## GIVEN TASK
Repeat each entry exactly and drop the pictures.

## INPUT
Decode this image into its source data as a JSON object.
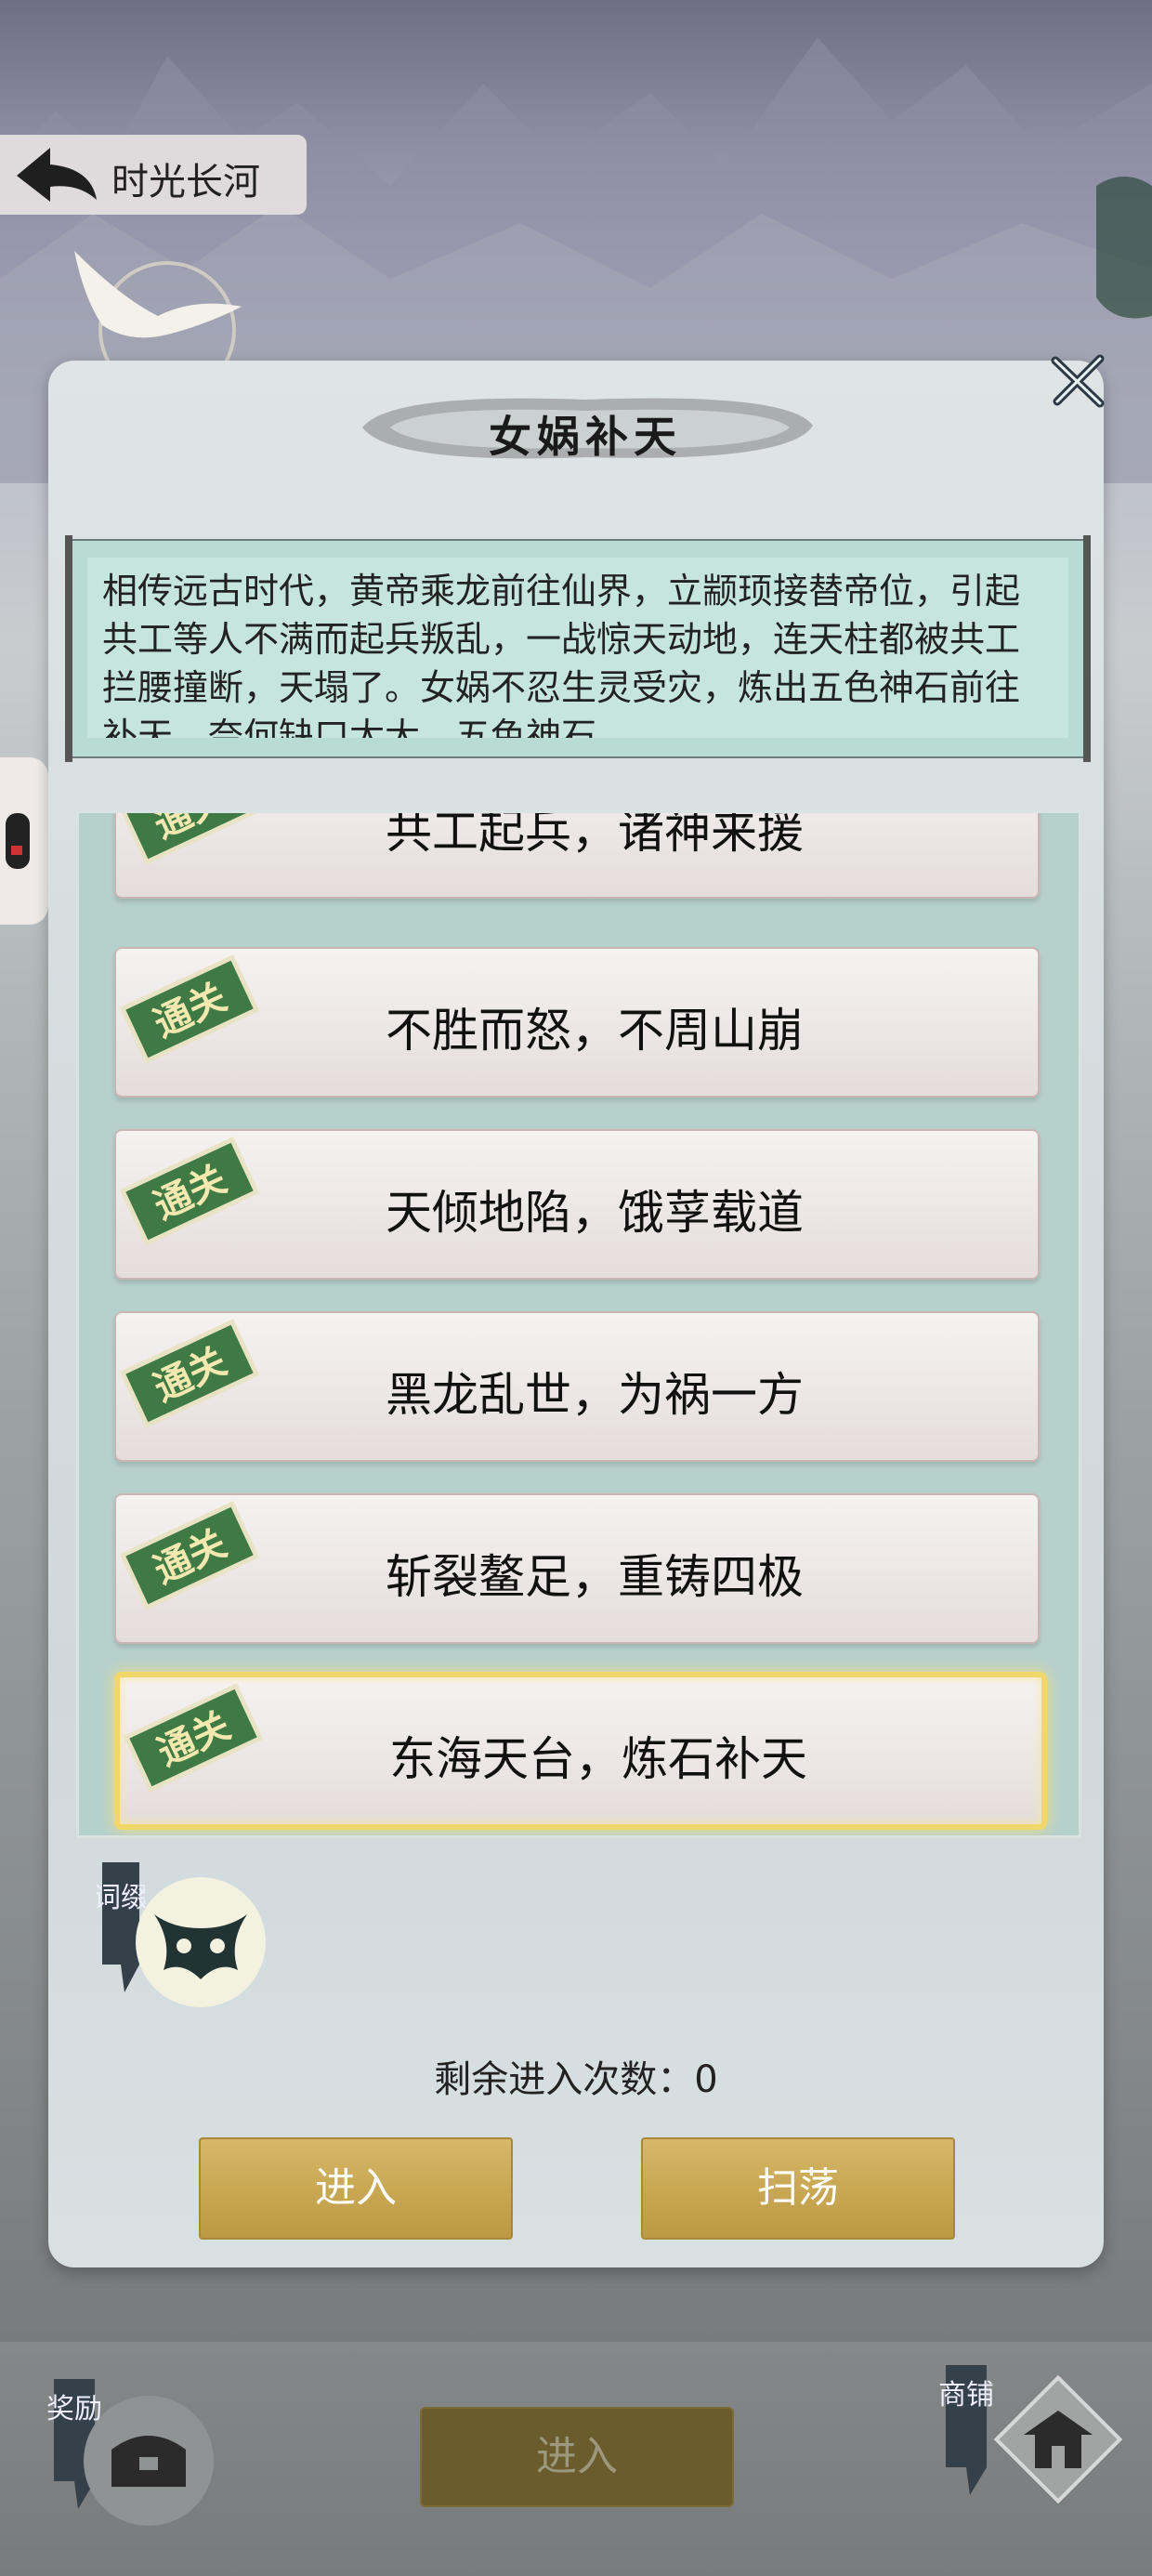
{
  "header": {
    "back_icon": "back-arrow-icon",
    "title": "时光长河"
  },
  "modal": {
    "title": "女娲补天",
    "close_icon": "close-icon",
    "story": "相传远古时代，黄帝乘龙前往仙界，立颛顼接替帝位，引起共工等人不满而起兵叛乱，一战惊天动地，连天柱都被共工拦腰撞断，天塌了。女娲不忍生灵受灾，炼出五色神石前往补天，奈何缺口太大，五色神石",
    "levels": [
      {
        "name": "共工起兵，诸神来援",
        "badge": "通关",
        "active": false
      },
      {
        "name": "不胜而怒，不周山崩",
        "badge": "通关",
        "active": false
      },
      {
        "name": "天倾地陷，饿莩载道",
        "badge": "通关",
        "active": false
      },
      {
        "name": "黑龙乱世，为祸一方",
        "badge": "通关",
        "active": false
      },
      {
        "name": "斩裂鳌足，重铸四极",
        "badge": "通关",
        "active": false
      },
      {
        "name": "东海天台，炼石补天",
        "badge": "通关",
        "active": true
      }
    ],
    "affix": {
      "label": "词缀",
      "icon": "mask-icon"
    },
    "remaining_label": "剩余进入次数：",
    "remaining_count": "0",
    "enter_label": "进入",
    "sweep_label": "扫荡"
  },
  "bottom": {
    "reward_label": "奖励",
    "reward_icon": "treasure-chest-icon",
    "enter_label": "进入",
    "shop_label": "商铺",
    "shop_icon": "shop-pavilion-icon"
  },
  "colors": {
    "button_gold": "#c9a854",
    "active_border": "#f1d769",
    "badge_green": "#3f7a45",
    "scroll_teal": "#c6e6dd"
  }
}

## THE REPLY
Decode this image into its source data as a JSON object.
{
  "header": {
    "back_icon": "back-arrow-icon",
    "title": "时光长河"
  },
  "modal": {
    "title": "女娲补天",
    "close_icon": "close-icon",
    "story": "相传远古时代，黄帝乘龙前往仙界，立颛顼接替帝位，引起共工等人不满而起兵叛乱，一战惊天动地，连天柱都被共工拦腰撞断，天塌了。女娲不忍生灵受灾，炼出五色神石前往补天，奈何缺口太大，五色神石",
    "levels": [
      {
        "name": "共工起兵，诸神来援",
        "badge": "通关",
        "active": false
      },
      {
        "name": "不胜而怒，不周山崩",
        "badge": "通关",
        "active": false
      },
      {
        "name": "天倾地陷，饿莩载道",
        "badge": "通关",
        "active": false
      },
      {
        "name": "黑龙乱世，为祸一方",
        "badge": "通关",
        "active": false
      },
      {
        "name": "斩裂鳌足，重铸四极",
        "badge": "通关",
        "active": false
      },
      {
        "name": "东海天台，炼石补天",
        "badge": "通关",
        "active": true
      }
    ],
    "affix": {
      "label": "词缀",
      "icon": "mask-icon"
    },
    "remaining_label": "剩余进入次数：",
    "remaining_count": "0",
    "enter_label": "进入",
    "sweep_label": "扫荡"
  },
  "bottom": {
    "reward_label": "奖励",
    "reward_icon": "treasure-chest-icon",
    "enter_label": "进入",
    "shop_label": "商铺",
    "shop_icon": "shop-pavilion-icon"
  },
  "colors": {
    "button_gold": "#c9a854",
    "active_border": "#f1d769",
    "badge_green": "#3f7a45",
    "scroll_teal": "#c6e6dd"
  }
}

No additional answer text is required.